[Source data]

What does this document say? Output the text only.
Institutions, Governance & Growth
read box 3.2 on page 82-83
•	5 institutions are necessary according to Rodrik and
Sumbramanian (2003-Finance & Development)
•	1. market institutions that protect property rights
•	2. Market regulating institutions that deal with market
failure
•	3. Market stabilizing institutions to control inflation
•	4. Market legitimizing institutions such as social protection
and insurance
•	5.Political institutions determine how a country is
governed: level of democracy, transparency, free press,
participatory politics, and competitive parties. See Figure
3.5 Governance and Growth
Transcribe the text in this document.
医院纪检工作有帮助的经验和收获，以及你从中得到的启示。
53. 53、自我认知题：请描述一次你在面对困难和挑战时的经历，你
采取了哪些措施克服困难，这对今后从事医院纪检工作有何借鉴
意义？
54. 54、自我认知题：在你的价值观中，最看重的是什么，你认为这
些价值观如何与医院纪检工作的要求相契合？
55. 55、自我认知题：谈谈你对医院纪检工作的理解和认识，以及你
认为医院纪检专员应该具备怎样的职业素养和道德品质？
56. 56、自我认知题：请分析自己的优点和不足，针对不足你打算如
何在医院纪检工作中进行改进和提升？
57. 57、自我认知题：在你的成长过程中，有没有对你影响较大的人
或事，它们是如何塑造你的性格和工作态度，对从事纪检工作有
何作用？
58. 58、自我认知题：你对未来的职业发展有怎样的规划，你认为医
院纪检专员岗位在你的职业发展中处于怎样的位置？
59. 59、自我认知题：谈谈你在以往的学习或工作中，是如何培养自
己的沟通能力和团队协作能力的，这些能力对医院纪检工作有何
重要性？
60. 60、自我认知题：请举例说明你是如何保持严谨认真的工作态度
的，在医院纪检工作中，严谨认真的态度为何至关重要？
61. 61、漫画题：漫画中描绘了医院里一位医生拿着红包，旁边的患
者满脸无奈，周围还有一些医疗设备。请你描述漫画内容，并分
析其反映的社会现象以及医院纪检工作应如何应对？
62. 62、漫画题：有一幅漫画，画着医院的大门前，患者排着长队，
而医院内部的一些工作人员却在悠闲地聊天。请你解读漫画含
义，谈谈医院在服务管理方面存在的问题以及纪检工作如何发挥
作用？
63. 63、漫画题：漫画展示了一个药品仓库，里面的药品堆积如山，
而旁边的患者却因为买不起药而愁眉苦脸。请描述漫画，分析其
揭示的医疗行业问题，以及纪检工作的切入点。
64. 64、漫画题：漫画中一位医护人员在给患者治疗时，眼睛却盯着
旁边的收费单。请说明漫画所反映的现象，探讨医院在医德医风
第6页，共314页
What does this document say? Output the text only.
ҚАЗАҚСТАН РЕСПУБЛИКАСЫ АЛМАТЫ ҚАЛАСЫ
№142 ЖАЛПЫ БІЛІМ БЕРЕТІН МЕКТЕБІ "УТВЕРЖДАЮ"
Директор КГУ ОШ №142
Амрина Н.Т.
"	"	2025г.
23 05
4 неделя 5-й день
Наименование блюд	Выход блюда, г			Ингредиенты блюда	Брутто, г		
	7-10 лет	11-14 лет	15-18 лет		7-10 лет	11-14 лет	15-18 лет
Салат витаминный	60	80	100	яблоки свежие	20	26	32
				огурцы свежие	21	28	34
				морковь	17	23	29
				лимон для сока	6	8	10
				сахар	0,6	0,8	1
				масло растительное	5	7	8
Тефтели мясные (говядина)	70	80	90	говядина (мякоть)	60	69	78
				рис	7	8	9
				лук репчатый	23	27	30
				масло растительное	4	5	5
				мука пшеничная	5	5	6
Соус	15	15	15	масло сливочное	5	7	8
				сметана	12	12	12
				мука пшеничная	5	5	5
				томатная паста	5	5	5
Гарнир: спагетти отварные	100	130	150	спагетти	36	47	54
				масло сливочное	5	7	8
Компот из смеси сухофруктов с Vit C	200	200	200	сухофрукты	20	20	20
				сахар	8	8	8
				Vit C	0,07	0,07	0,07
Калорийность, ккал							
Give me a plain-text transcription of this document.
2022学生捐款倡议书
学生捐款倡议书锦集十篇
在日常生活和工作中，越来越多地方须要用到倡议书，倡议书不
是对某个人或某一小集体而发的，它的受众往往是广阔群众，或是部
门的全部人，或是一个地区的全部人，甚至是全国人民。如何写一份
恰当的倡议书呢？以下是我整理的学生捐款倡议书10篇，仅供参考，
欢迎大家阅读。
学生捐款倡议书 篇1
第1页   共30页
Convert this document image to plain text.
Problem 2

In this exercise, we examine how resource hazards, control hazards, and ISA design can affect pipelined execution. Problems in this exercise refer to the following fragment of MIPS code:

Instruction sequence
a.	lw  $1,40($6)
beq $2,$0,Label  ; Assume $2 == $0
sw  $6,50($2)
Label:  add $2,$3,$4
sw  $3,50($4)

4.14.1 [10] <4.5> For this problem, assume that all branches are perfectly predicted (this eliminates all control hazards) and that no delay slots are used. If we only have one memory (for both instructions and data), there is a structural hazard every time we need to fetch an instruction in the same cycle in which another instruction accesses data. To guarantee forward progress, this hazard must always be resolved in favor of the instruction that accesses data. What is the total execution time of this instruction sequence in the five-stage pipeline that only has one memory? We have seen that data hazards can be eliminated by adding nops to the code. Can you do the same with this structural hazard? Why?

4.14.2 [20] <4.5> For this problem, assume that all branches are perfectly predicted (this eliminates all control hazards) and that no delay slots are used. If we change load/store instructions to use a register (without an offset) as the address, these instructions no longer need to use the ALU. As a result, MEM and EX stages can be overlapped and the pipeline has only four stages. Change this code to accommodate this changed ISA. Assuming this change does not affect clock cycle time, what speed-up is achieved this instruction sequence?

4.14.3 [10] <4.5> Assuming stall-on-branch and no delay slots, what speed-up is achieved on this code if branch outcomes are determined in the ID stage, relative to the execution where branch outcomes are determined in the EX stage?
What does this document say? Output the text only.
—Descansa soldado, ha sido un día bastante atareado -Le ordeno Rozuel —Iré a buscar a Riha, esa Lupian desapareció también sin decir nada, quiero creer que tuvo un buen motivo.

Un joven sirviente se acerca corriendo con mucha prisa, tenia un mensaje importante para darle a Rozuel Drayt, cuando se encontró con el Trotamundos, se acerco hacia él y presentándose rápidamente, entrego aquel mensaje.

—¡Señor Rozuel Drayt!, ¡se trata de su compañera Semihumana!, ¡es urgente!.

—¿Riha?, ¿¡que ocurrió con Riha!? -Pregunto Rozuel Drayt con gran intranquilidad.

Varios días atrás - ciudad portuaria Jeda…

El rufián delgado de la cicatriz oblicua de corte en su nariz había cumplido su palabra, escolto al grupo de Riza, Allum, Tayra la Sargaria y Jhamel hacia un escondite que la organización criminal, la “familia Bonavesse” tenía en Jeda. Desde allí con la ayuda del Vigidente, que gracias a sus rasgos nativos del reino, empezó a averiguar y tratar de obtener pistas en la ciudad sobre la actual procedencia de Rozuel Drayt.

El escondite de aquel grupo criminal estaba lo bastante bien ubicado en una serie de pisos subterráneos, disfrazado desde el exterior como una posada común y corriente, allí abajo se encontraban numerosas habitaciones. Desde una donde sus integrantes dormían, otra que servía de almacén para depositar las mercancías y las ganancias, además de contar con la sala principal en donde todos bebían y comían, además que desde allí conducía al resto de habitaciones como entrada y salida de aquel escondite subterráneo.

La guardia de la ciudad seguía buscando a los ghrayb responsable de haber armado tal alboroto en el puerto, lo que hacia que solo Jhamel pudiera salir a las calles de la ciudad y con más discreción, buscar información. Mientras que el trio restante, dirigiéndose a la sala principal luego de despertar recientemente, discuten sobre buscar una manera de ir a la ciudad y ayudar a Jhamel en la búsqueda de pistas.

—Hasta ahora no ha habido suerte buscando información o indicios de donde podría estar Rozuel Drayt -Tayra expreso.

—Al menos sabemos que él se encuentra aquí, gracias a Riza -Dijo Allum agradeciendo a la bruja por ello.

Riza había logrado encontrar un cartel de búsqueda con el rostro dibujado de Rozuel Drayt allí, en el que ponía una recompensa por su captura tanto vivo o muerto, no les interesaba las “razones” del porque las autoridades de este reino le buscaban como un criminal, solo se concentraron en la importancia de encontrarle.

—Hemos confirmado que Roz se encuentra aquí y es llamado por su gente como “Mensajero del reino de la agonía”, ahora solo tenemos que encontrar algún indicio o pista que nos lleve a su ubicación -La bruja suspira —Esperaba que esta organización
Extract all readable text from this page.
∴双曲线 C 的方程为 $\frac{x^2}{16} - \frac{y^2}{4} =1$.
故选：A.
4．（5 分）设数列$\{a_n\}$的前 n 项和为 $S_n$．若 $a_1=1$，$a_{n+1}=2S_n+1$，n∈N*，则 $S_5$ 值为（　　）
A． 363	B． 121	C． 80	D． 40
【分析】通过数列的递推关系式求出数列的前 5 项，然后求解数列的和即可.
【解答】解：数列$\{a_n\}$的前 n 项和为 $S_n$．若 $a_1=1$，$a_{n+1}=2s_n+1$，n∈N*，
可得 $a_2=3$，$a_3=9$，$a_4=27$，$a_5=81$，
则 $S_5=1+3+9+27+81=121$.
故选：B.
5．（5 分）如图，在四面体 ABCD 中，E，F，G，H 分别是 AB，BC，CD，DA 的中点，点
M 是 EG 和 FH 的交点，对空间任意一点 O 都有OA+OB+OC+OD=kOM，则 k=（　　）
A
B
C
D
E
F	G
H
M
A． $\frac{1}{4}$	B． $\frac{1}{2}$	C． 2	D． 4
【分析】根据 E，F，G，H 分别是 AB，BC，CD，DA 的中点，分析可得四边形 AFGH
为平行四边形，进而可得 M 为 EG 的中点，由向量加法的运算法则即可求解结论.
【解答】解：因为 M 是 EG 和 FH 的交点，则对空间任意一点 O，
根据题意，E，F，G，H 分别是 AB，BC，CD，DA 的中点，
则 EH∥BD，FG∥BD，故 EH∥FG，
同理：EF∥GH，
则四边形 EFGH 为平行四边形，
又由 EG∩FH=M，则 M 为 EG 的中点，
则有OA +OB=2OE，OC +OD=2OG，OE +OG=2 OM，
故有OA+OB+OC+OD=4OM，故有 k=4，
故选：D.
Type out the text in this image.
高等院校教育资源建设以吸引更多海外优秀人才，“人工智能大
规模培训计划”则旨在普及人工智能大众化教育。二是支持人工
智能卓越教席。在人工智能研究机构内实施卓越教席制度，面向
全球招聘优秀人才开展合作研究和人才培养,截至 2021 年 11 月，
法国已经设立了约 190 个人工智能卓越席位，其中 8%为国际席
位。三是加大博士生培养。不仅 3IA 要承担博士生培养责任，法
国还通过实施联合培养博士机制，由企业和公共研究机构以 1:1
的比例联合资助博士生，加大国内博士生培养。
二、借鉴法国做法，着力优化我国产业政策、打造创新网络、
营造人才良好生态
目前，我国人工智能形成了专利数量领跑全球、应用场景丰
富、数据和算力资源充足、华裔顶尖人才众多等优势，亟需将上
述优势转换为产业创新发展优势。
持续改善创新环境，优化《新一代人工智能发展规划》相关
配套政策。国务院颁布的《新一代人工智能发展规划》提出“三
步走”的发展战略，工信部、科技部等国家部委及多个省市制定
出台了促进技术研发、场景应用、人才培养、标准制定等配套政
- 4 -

WHAT THE EXERCISE ASKS ->
Across the material above, count every line holding "donde" and write down only the number.

EXERCISE ANSWER ->
2